• **EXCERPTED RECORDS**
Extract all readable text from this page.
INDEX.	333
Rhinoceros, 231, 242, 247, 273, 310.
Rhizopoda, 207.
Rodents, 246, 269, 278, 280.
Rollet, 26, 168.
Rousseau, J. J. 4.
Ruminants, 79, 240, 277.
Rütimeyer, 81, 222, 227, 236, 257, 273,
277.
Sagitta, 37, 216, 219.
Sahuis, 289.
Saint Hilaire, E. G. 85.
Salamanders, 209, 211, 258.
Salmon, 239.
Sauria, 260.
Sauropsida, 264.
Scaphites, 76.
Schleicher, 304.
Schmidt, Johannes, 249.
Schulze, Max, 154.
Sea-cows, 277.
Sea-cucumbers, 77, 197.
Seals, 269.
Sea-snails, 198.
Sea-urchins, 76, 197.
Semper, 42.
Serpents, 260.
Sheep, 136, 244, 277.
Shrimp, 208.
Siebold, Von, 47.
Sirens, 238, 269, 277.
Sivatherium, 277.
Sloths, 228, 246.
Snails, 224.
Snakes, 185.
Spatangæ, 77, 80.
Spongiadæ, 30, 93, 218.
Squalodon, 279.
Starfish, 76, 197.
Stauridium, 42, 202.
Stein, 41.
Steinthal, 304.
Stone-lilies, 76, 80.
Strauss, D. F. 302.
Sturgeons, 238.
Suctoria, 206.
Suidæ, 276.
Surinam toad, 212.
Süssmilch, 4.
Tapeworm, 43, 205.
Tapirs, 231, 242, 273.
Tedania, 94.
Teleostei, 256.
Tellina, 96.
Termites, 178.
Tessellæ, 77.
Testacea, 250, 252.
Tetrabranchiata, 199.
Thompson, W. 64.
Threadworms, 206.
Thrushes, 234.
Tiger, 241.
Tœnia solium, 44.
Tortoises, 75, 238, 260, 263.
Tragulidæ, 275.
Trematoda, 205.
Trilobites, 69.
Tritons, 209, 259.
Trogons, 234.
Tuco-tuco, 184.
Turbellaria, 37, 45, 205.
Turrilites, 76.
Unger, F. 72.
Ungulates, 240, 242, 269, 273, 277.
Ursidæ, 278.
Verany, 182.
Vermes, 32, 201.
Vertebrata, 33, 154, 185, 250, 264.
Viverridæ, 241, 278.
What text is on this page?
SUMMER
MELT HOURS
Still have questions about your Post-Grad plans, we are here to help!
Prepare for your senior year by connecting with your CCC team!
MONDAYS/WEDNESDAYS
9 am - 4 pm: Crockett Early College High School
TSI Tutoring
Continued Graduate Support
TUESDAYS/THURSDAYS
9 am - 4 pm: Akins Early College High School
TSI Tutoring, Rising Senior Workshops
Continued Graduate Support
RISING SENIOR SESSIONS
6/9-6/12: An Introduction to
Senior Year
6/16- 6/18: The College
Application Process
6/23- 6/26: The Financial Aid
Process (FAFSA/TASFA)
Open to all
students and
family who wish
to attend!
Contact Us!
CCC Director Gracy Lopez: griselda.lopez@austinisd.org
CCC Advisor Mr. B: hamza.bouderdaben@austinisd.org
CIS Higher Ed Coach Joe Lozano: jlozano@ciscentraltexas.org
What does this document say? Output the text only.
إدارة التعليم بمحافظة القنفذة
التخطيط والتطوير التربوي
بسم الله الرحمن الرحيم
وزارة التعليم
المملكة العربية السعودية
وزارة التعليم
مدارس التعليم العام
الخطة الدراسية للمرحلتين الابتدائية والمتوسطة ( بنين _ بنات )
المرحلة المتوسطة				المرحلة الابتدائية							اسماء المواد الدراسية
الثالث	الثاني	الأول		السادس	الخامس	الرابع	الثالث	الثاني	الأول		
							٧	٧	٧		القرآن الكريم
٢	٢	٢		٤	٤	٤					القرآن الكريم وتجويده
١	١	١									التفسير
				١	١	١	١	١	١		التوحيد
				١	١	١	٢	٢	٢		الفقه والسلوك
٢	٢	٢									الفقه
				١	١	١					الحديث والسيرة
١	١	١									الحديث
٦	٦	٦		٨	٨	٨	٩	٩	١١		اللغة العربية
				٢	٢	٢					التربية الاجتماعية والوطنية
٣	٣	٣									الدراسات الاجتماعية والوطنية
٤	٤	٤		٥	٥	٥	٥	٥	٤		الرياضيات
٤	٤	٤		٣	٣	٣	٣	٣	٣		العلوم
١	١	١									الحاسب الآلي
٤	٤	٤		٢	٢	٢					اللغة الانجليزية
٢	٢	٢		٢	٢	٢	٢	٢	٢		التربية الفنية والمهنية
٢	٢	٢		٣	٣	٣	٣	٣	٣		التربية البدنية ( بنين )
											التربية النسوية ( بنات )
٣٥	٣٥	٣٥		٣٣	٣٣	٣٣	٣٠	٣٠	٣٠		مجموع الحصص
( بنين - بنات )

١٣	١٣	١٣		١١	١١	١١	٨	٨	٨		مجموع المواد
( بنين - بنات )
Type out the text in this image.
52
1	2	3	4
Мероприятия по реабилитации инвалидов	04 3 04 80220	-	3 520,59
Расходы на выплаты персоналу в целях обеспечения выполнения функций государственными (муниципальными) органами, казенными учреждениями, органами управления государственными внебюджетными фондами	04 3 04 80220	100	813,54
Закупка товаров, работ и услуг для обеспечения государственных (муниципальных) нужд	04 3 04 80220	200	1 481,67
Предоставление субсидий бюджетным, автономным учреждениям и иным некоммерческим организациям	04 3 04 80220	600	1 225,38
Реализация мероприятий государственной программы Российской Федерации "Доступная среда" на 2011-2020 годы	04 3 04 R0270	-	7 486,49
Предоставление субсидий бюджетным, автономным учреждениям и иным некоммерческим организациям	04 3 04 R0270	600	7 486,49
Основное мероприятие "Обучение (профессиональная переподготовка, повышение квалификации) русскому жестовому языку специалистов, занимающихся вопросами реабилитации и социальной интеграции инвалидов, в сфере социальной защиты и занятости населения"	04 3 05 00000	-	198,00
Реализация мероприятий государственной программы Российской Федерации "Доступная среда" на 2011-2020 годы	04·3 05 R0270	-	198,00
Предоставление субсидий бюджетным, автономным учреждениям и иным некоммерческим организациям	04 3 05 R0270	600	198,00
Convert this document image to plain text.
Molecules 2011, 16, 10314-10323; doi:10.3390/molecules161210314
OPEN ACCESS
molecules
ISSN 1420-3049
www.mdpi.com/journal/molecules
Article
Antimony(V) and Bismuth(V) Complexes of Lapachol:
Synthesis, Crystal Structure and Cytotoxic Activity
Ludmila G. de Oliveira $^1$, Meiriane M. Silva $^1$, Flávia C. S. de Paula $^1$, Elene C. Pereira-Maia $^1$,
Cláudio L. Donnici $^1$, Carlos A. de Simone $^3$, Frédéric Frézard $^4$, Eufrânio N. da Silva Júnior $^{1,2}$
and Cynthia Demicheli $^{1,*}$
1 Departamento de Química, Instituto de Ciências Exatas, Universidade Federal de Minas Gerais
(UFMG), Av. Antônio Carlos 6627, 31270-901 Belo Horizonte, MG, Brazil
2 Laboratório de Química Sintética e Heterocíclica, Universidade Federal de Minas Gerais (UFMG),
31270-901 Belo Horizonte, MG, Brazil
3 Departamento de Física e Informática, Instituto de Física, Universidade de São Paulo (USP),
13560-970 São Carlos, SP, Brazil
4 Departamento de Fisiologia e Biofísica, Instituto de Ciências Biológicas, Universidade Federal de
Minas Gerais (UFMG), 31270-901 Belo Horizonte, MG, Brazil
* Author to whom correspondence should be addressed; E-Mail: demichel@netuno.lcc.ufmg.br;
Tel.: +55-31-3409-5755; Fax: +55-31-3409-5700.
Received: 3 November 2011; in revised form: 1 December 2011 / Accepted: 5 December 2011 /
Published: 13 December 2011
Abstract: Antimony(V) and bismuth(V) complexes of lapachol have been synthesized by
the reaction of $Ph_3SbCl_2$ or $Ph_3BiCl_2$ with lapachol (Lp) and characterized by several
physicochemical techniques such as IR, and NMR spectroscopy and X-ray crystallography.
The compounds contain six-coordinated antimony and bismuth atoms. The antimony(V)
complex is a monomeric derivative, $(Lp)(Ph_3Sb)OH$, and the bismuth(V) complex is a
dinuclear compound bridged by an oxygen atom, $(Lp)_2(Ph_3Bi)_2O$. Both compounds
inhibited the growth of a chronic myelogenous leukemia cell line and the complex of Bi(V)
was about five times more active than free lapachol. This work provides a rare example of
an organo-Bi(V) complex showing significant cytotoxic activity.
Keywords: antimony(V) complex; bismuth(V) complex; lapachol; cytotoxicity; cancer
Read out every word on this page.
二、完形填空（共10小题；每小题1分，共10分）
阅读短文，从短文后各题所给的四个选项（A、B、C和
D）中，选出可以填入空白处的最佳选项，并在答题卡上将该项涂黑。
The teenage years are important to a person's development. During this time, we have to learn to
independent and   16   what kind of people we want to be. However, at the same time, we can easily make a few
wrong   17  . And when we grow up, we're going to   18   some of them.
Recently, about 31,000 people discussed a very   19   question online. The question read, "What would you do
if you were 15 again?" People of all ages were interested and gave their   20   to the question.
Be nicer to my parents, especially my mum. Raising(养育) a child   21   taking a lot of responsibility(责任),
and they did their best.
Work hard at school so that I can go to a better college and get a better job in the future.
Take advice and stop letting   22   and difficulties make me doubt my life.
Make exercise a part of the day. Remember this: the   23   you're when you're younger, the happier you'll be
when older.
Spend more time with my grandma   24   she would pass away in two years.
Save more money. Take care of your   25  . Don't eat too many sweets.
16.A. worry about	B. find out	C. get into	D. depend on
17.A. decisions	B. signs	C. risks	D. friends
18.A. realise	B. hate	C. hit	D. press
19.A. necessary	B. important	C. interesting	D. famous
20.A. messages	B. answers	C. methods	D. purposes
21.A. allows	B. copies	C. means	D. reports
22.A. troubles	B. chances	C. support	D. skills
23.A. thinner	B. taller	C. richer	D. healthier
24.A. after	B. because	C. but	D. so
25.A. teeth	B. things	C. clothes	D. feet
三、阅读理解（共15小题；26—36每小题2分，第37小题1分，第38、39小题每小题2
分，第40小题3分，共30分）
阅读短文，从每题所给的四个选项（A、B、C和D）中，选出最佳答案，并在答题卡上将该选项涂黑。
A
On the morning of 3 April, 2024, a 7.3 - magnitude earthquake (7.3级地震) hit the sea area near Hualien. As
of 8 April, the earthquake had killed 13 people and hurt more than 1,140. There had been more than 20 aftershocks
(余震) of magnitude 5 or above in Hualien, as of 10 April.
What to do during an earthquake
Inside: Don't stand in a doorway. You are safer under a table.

• **OBJECTIVE**
In the entries above, find lines with "والوطنية" and copy each.

• **WORKED SOLUTION**
				٢	٢	٢					التربية الاجتماعية والوطنية
٣	٣	٣									الدراسات الاجتماعية والوطنية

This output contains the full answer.